* START RECORDS FOR THE EXERCISE *

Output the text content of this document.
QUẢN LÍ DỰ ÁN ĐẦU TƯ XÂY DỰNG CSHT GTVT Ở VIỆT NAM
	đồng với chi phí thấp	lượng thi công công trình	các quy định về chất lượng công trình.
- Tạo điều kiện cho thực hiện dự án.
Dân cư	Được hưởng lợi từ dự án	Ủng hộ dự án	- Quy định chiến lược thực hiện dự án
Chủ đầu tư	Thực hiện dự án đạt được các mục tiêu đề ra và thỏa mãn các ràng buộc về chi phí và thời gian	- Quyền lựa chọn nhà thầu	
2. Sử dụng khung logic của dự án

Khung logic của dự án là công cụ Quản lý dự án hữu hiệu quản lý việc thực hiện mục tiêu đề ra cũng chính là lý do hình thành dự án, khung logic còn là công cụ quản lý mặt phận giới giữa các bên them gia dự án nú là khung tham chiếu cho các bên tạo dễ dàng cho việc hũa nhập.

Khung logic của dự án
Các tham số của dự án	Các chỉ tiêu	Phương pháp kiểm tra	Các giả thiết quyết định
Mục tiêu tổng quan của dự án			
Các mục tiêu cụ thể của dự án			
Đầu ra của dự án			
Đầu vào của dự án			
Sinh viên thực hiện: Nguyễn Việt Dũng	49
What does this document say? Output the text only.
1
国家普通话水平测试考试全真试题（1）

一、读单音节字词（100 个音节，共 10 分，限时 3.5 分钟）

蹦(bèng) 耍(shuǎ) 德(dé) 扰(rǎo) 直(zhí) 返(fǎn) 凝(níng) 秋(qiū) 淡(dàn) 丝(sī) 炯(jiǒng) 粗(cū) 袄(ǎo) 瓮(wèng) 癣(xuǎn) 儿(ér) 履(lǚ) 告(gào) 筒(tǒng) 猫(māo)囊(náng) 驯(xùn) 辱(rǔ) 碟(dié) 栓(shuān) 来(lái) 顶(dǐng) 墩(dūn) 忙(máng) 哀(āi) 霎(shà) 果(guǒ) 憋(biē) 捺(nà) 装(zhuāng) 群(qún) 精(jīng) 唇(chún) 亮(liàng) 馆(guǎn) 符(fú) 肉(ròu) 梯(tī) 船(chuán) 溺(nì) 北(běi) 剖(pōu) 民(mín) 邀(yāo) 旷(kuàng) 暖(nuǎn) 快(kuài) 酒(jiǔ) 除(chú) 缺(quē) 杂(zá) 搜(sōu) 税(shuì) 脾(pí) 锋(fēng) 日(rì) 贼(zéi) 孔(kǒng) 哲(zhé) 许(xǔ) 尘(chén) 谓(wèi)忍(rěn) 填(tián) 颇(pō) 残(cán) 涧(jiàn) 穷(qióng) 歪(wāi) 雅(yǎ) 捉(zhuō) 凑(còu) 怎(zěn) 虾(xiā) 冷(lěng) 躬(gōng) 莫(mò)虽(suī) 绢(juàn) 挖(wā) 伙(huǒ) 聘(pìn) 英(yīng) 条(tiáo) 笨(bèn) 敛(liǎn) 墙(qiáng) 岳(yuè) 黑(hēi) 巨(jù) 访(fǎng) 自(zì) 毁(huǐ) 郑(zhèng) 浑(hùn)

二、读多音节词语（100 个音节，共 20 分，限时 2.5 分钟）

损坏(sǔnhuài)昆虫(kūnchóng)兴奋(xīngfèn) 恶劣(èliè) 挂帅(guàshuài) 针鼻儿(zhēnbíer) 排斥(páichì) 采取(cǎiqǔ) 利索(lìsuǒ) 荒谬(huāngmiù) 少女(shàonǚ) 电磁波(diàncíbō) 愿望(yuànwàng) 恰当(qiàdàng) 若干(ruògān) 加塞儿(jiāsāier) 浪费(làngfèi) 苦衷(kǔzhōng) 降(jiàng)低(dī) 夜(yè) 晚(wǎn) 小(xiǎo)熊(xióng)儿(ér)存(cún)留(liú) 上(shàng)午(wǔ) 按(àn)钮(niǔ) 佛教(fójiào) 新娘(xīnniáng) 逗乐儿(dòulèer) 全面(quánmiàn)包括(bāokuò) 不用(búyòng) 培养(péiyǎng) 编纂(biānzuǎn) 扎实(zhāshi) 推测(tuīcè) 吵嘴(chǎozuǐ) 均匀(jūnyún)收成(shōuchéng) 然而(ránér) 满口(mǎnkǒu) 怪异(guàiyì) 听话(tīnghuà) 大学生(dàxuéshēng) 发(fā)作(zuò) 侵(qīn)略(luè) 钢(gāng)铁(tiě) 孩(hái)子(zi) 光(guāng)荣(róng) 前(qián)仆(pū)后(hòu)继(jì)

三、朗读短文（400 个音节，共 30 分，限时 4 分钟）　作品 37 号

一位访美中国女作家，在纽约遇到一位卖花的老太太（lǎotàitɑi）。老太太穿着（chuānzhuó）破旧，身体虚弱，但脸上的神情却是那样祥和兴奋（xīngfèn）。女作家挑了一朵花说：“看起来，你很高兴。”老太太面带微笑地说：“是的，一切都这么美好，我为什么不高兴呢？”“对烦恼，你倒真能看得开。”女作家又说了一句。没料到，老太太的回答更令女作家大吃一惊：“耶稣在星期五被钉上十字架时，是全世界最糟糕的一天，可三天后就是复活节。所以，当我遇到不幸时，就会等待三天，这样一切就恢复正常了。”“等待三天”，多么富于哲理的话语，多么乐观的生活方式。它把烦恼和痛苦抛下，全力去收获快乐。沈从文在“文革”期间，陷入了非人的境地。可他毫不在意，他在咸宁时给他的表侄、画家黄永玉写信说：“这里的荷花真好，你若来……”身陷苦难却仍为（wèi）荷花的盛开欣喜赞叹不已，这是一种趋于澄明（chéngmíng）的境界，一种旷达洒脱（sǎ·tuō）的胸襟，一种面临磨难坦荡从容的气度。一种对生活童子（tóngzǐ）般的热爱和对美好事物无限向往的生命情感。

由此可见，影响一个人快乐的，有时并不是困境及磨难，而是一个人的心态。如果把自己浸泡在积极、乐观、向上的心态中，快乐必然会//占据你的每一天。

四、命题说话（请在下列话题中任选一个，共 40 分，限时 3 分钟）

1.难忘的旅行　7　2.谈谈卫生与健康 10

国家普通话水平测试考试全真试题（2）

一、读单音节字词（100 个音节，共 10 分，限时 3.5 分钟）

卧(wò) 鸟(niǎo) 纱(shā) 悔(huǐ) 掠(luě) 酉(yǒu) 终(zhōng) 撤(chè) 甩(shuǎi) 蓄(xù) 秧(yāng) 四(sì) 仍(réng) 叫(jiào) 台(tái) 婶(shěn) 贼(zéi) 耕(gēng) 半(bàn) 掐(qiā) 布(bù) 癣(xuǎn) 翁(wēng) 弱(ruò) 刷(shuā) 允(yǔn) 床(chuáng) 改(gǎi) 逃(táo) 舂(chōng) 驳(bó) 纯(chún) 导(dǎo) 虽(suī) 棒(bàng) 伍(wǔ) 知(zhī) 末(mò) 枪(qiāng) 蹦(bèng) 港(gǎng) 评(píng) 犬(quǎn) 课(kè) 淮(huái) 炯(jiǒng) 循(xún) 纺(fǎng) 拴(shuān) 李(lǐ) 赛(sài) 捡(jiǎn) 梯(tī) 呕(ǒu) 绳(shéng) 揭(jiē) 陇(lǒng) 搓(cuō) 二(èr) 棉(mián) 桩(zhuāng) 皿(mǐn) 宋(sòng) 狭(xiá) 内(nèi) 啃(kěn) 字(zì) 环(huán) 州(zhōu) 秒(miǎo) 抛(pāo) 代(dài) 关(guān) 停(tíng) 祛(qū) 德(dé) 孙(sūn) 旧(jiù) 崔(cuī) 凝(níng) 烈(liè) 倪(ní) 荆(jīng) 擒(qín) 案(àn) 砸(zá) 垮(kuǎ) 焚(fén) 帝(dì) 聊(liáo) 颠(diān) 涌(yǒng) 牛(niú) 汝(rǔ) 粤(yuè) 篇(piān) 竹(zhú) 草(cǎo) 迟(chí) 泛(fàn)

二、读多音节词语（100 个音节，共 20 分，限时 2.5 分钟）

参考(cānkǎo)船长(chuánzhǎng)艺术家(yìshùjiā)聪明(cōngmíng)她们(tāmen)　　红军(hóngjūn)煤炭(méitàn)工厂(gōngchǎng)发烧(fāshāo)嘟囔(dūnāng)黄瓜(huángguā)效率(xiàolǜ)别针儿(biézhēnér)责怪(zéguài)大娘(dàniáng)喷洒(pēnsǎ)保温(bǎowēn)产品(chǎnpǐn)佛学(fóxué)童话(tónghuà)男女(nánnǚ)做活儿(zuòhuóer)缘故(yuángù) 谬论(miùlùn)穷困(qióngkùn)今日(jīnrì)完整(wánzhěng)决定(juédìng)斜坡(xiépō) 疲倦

* END RECORDS FOR THE EXERCISE *
* START RECORDS FOR THE EXERCISE *

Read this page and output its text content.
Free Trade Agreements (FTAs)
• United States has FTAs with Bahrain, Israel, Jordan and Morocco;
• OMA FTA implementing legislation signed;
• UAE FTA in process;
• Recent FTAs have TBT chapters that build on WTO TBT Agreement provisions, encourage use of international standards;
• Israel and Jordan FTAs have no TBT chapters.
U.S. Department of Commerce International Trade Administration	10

* END RECORDS FOR THE EXERCISE *
* START RECORDS FOR THE EXERCISE *

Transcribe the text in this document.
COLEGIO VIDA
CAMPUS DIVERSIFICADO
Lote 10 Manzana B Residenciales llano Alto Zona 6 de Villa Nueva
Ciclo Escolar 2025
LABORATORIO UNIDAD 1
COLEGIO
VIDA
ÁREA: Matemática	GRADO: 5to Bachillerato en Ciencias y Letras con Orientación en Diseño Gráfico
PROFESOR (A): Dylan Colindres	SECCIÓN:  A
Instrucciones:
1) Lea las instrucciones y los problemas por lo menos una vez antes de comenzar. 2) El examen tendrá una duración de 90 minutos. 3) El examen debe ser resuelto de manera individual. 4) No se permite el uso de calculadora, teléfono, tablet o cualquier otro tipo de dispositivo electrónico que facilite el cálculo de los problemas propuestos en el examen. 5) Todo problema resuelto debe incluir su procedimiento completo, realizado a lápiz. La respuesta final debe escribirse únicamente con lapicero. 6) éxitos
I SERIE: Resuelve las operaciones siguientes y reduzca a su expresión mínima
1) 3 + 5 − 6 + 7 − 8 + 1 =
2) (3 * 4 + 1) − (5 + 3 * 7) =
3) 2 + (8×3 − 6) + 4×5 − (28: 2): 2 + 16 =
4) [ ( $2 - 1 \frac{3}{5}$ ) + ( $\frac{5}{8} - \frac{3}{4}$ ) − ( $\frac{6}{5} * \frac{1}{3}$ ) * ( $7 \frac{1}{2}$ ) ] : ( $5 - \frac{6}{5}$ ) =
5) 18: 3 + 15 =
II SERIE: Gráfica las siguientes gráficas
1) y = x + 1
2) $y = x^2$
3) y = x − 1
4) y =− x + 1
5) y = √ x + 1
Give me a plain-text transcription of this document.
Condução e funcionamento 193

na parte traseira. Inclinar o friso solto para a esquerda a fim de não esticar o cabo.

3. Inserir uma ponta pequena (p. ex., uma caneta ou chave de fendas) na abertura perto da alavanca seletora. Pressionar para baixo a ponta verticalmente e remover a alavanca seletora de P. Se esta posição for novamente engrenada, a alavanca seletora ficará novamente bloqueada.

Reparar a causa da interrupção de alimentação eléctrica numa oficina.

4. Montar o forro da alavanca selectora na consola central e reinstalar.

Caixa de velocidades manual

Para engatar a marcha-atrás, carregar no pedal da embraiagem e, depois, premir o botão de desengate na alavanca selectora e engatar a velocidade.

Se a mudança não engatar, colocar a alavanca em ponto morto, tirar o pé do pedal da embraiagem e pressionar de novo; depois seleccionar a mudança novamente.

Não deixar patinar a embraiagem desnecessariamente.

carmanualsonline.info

* END RECORDS FOR THE EXERCISE *

Locate the string "định" in the listing above and copy every line where it occurs.

	đồng với chi phí thấp	lượng thi công công trình	các quy định về chất lượng công trình.
Dân cư	Được hưởng lợi từ dự án	Ủng hộ dự án	- Quy định chiến lược thực hiện dự án
Các tham số của dự án	Các chỉ tiêu	Phương pháp kiểm tra	Các giả thiết quyết định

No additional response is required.